Work required:
Bring together all lines of the material below that contain the string "physical".

[Dataset entries]
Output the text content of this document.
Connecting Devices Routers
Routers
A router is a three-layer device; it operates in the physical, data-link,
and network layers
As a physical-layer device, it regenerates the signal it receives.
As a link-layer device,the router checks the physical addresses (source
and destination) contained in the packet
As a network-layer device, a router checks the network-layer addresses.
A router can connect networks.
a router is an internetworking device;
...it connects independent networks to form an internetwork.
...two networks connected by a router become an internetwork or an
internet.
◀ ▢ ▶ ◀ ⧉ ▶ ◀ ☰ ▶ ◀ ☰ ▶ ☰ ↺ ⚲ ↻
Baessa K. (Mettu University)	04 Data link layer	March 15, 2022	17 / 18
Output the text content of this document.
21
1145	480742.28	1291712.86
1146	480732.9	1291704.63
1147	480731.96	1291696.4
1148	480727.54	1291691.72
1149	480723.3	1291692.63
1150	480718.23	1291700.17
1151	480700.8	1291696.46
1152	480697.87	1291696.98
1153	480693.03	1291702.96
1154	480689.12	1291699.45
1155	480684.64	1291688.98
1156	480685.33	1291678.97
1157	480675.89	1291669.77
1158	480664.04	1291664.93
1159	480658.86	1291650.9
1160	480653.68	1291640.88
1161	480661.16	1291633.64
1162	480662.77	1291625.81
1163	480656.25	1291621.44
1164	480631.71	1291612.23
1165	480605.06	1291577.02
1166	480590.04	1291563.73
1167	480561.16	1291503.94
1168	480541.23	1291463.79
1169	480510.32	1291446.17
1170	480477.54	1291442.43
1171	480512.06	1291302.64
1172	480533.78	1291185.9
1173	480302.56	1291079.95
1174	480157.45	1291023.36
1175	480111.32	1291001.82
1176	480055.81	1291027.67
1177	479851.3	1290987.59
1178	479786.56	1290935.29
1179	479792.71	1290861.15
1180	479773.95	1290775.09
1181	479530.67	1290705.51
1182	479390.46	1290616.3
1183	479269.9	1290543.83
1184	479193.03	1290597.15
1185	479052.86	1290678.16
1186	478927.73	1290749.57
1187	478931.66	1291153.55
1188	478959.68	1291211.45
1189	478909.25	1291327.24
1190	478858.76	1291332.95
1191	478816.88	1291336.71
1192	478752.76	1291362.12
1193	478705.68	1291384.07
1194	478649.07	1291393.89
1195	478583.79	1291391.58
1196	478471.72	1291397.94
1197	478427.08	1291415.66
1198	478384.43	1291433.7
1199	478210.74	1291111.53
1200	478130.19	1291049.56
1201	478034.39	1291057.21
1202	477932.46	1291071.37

Response:
A router is a three-layer device; it operates in the physical, data-link,
As a physical-layer device, it regenerates the signal it receives.
As a link-layer device,the router checks the physical addresses (source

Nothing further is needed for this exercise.